-- PROBLEM --
Pick every line from the data that holds the word "then".

— Start —

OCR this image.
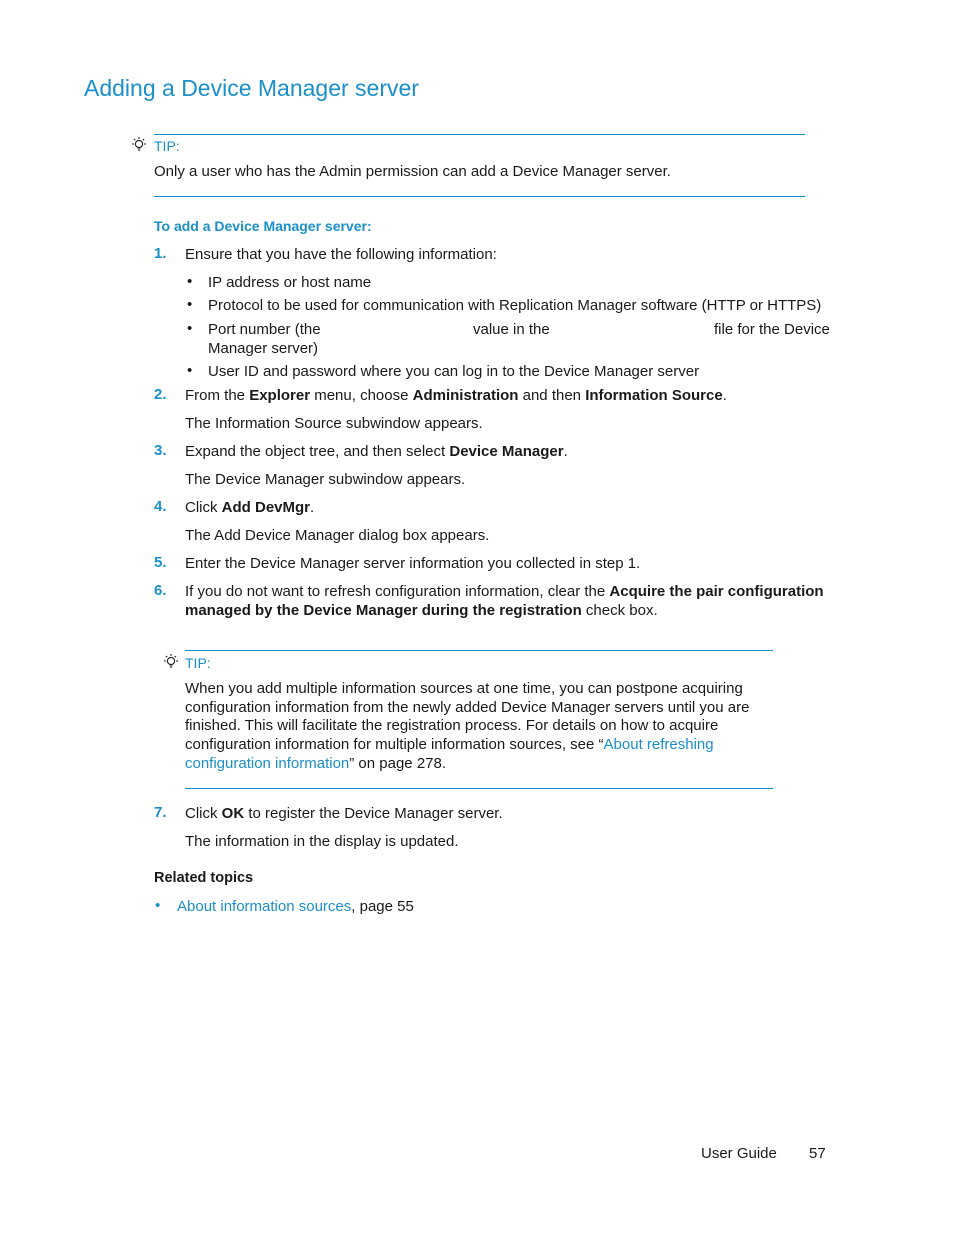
Adding a Device Manager server
TIP:
Only a user who has the Admin permission can add a Device Manager server.
To add a Device Manager server:
1. Ensure that you have the following information:
• IP address or host name
• Protocol to be used for communication with Replication Manager software (HTTP or HTTPS)
• Port number (the	value in the	file for the Device
Manager server)
• User ID and password where you can log in to the Device Manager server
2. From the Explorer menu, choose Administration and then Information Source.
The Information Source subwindow appears.
3. Expand the object tree, and then select Device Manager.
The Device Manager subwindow appears.
4. Click Add DevMgr.
The Add Device Manager dialog box appears.
5. Enter the Device Manager server information you collected in step 1.
6. If you do not want to refresh configuration information, clear the Acquire the pair configuration
managed by the Device Manager during the registration check box.
TIP:
When you add multiple information sources at one time, you can postpone acquiring
configuration information from the newly added Device Manager servers until you are
finished. This will facilitate the registration process. For details on how to acquire
configuration information for multiple information sources, see “About refreshing
configuration information” on page 278.
7. Click OK to register the Device Manager server.
The information in the display is updated.
Related topics
• About information sources, page 55
User Guide 57
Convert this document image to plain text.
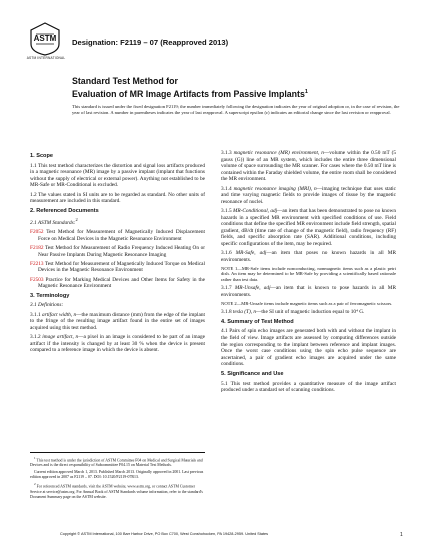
ASTM
ASTM INTERNATIONAL
Designation: F2119 – 07 (Reapproved 2013)
Standard Test Method for
Evaluation of MR Image Artifacts from Passive Implants$^1$
This standard is issued under the fixed designation F2119; the number immediately following the designation indicates the year of original adoption or, in the case of revision, the year of last revision. A number in parentheses indicates the year of last reapproval. A superscript epsilon (ε) indicates an editorial change since the last revision or reapproval.

1. Scope

1.1 This test method characterizes the distortion and signal loss artifacts produced in a magnetic resonance (MR) image by a passive implant (implant that functions without the supply of electrical or external power). Anything not established to be MR-Safe or MR-Conditional is excluded.

1.2 The values stated in SI units are to be regarded as standard. No other units of measurement are included in this standard.

2. Referenced Documents

2.1 ASTM Standards:$^2$

F2052 Test Method for Measurement of Magnetically Induced Displacement Force on Medical Devices in the Magnetic Resonance Environment

F2182 Test Method for Measurement of Radio Frequency Induced Heating On or Near Passive Implants During Magnetic Resonance Imaging

F2213 Test Method for Measurement of Magnetically Induced Torque on Medical Devices in the Magnetic Resonance Environment

F2503 Practice for Marking Medical Devices and Other Items for Safety in the Magnetic Resonance Environment

3. Terminology

3.1 Definitions:

3.1.1 artifact width, n—the maximum distance (mm) from the edge of the implant to the fringe of the resulting image artifact found in the entire set of images acquired using this test method.

3.1.2 image artifact, n—a pixel in an image is considered to be part of an image artifact if the intensity is changed by at least 30 % when the device is present compared to a reference image in which the device is absent.

$^1$ This test method is under the jurisdiction of ASTM Committee F04 on Medical and Surgical Materials and Devices and is the direct responsibility of Subcommittee F04.15 on Material Test Methods.

Current edition approved March 1, 2013. Published March 2013. Originally approved in 2001. Last previous edition approved in 2007 as F2119 – 07. DOI: 10.1520/F2119-07R13.

$^2$ For referenced ASTM standards, visit the ASTM website, www.astm.org, or contact ASTM Customer Service at service@astm.org. For Annual Book of ASTM Standards volume information, refer to the standard's Document Summary page on the ASTM website.

3.1.3 magnetic resonance (MR) environment, n—volume within the 0.50 mT (5 gauss (G)) line of an MR system, which includes the entire three dimensional volume of space surrounding the MR scanner. For cases where the 0.50 mT line is contained within the Faraday shielded volume, the entire room shall be considered the MR environment.

3.1.4 magnetic resonance imaging (MRI), n—imaging technique that uses static and time varying magnetic fields to provide images of tissue by the magnetic resonance of nuclei.

3.1.5 MR-Conditional, adj—an item that has been demonstrated to pose no known hazards in a specified MR environment with specified conditions of use. Field conditions that define the specified MR environment include field strength, spatial gradient, dB/dt (time rate of change of the magnetic field), radio frequency (RF) fields, and specific absorption rate (SAR). Additional conditions, including specific configurations of the item, may be required.

3.1.6 MR-Safe, adj—an item that poses no known hazards in all MR environments.

NOTE 1—MR-Safe items include nonconducting, nonmagnetic items such as a plastic petri dish. An item may be determined to be MR-Safe by providing a scientifically based rationale rather than test data.

3.1.7 MR-Unsafe, adj—an item that is known to pose hazards in all MR environments.

NOTE 2—MR-Unsafe items include magnetic items such as a pair of ferromagnetic scissors.

3.1.8 tesla (T), n—the SI unit of magnetic induction equal to 10⁴ G.

4. Summary of Test Method

4.1 Pairs of spin echo images are generated both with and without the implant in the field of view. Image artifacts are assessed by computing differences outside the region corresponding to the implant between reference and implant images. Once the worst case conditions using the spin echo pulse sequence are ascertained, a pair of gradient echo images are acquired under the same conditions.

5. Significance and Use

5.1 This test method provides a quantitative measure of the image artifact produced under a standard set of scanning conditions.

Copyright © ASTM International, 100 Barr Harbor Drive, PO Box C700, West Conshohocken, PA 19428-2959. United States	1
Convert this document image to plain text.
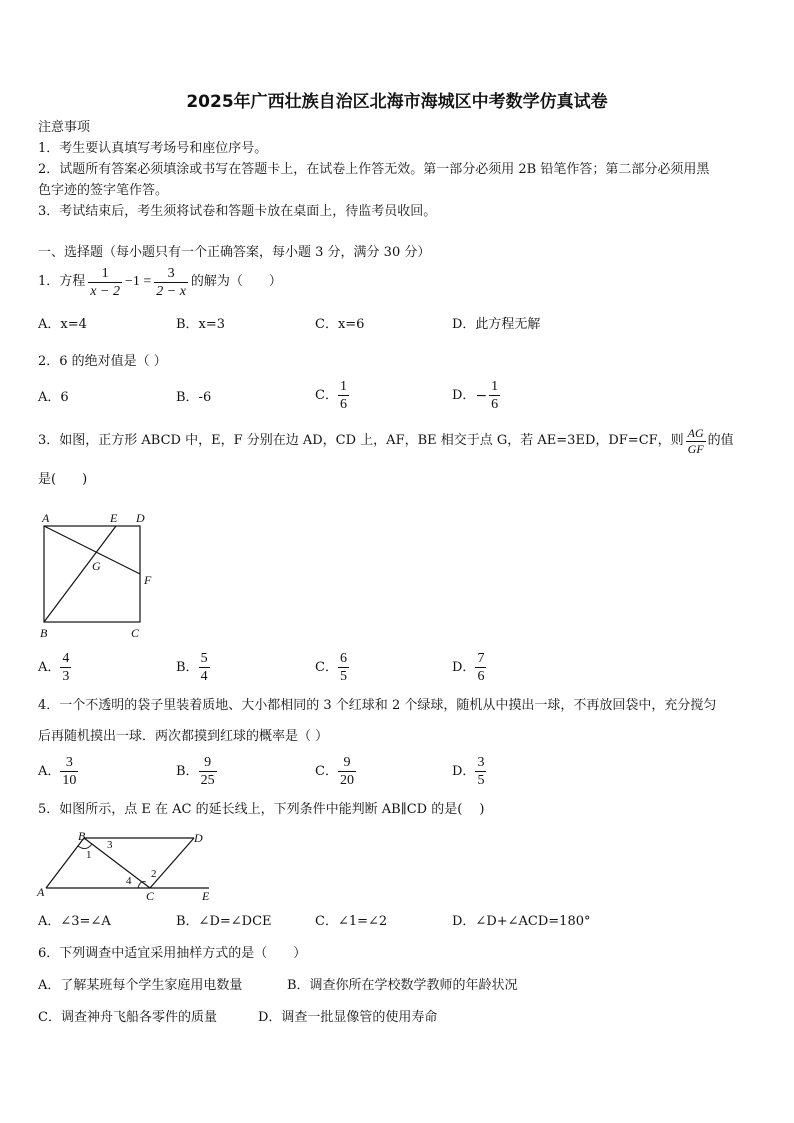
2025年广西壮族自治区北海市海城区中考数学仿真试卷
注意事项
1．考生要认真填写考场号和座位序号。
2．试题所有答案必须填涂或书写在答题卡上，在试卷上作答无效。第一部分必须用 2B 铅笔作答；第二部分必须用黑
色字迹的签字笔作答。
3．考试结束后，考生须将试卷和答题卡放在桌面上，待监考员收回。
一、选择题（每小题只有一个正确答案，每小题 3 分，满分 30 分）
1．方程 $\frac{1}{x - 2} -1 = \frac{3}{2 - x}$ 的解为（　　）
A．x=4	B．x=3	C．x=6	D．此方程无解
2．6 的绝对值是（ ）
A．6	B．-6	C． $\frac{1}{6}$	D． − $\frac{1}{6}$
3．如图，正方形 ABCD 中，E，F 分别在边 AD，CD 上，AF，BE 相交于点 G，若 AE=3ED，DF=CF，则 $\frac{AG}{GF}$ 的值
是(　　)
A	E D
G
F
B	C
A． $\frac{4}{3}$	B． $\frac{5}{4}$	C． $\frac{6}{5}$	D． $\frac{7}{6}$
4．一个不透明的袋子里装着质地、大小都相同的 3 个红球和 2 个绿球，随机从中摸出一球，不再放回袋中，充分搅匀
后再随机摸出一球．两次都摸到红球的概率是（ ）
A． $\frac{3}{10}$	B． $\frac{9}{25}$	C． $\frac{9}{20}$	D． $\frac{3}{5}$
5．如图所示，点 E 在 AC 的延长线上，下列条件中能判断 AB∥CD 的是(　 )
B	D
A	C	E
1
3
2
4
A．∠3=∠A	B．∠D=∠DCE	C．∠1=∠2	D．∠D+∠ACD=180°
6．下列调查中适宜采用抽样方式的是（　　）
A．了解某班每个学生家庭用电数量	B．调查你所在学校数学教师的年龄状况
C．调查神舟飞船各零件的质量	D．调查一批显像管的使用寿命
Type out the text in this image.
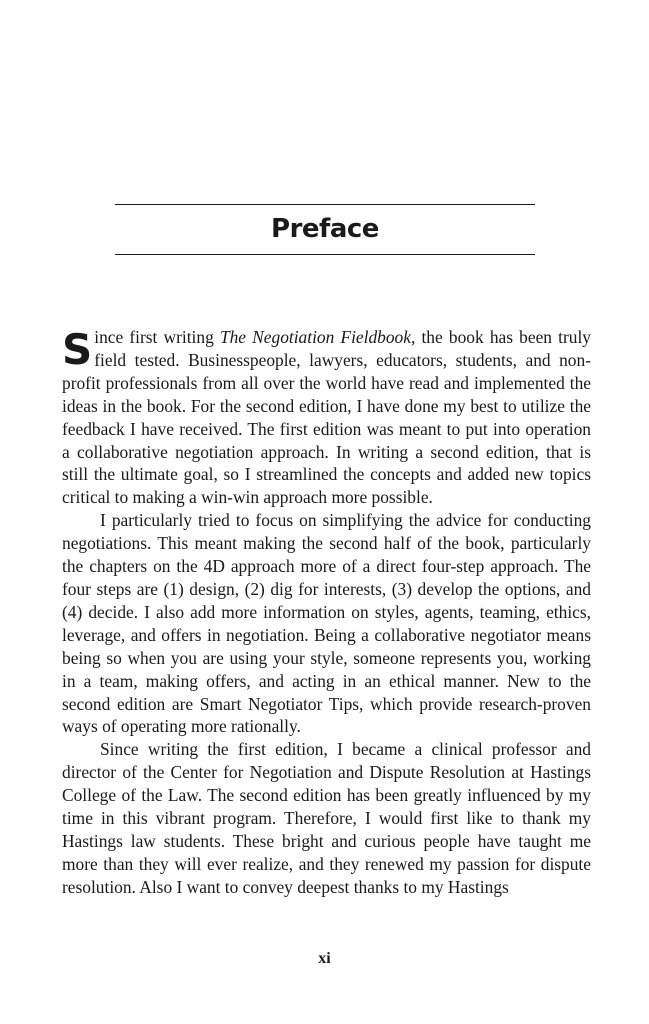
Preface

Since first writing The Negotiation Fieldbook, the book has been truly field tested. Businesspeople, lawyers, educators, students, and nonprofit professionals from all over the world have read and implemented the ideas in the book. For the second edition, I have done my best to utilize the feedback I have received. The first edition was meant to put into operation a collaborative negotiation approach. In writing a second edition, that is still the ultimate goal, so I streamlined the concepts and added new topics critical to making a win-win approach more possible.

I particularly tried to focus on simplifying the advice for conducting negotiations. This meant making the second half of the book, particularly the chapters on the 4D approach more of a direct four-step approach. The four steps are (1) design, (2) dig for interests, (3) develop the options, and (4) decide. I also add more information on styles, agents, teaming, ethics, leverage, and offers in negotiation. Being a collaborative negotiator means being so when you are using your style, someone represents you, working in a team, making offers, and acting in an ethical manner. New to the second edition are Smart Negotiator Tips, which provide research-proven ways of operating more rationally.

Since writing the first edition, I became a clinical professor and director of the Center for Negotiation and Dispute Resolution at Hastings College of the Law. The second edition has been greatly influenced by my time in this vibrant program. Therefore, I would first like to thank my Hastings law students. These bright and curious people have taught me more than they will ever realize, and they renewed my passion for dispute resolution. Also I want to convey deepest thanks to my Hastings

xi
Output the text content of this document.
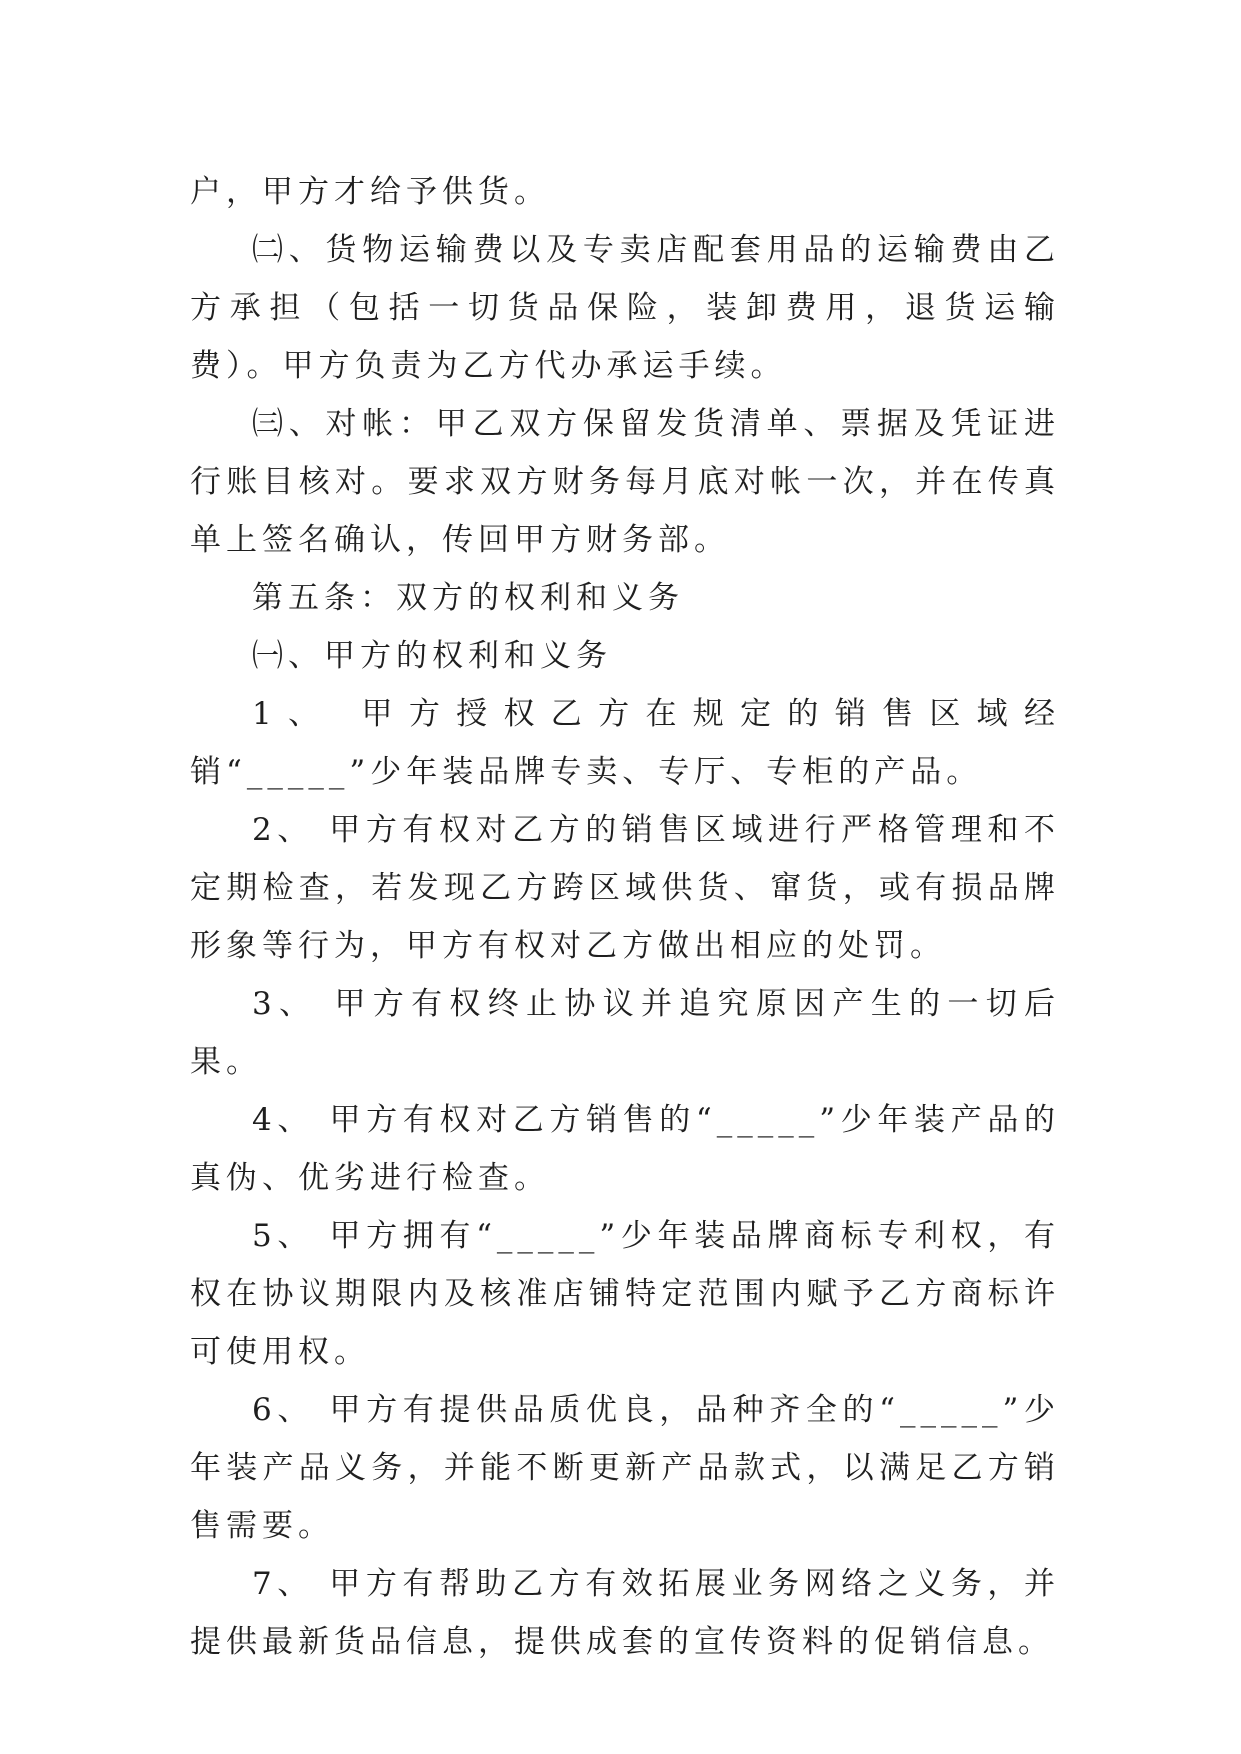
户，甲方才给予供货。

㈡、货物运输费以及专卖店配套用品的运输费由乙方承担（包括一切货品保险，装卸费用，退货运输费）。甲方负责为乙方代办承运手续。

㈢、对帐：甲乙双方保留发货清单、票据及凭证进行账目核对。要求双方财务每月底对帐一次，并在传真单上签名确认，传回甲方财务部。

第五条：双方的权利和义务

㈠、甲方的权利和义务

1、 甲方授权乙方在规定的销售区域经销“_____”少年装品牌专卖、专厅、专柜的产品。

2、 甲方有权对乙方的销售区域进行严格管理和不定期检查，若发现乙方跨区域供货、窜货，或有损品牌形象等行为，甲方有权对乙方做出相应的处罚。

3、 甲方有权终止协议并追究原因产生的一切后果。

4、 甲方有权对乙方销售的“_____”少年装产品的真伪、优劣进行检查。

5、 甲方拥有“_____”少年装品牌商标专利权，有权在协议期限内及核准店铺特定范围内赋予乙方商标许可使用权。

6、 甲方有提供品质优良，品种齐全的“_____”少年装产品义务，并能不断更新产品款式，以满足乙方销售需要。

7、 甲方有帮助乙方有效拓展业务网络之义务，并提供最新货品信息，提供成套的宣传资料的促销信息。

— End —

-- WRITTEN REPLY --
2. From the Explorer menu, choose Administration and then Information Source.
3. Expand the object tree, and then select Device Manager.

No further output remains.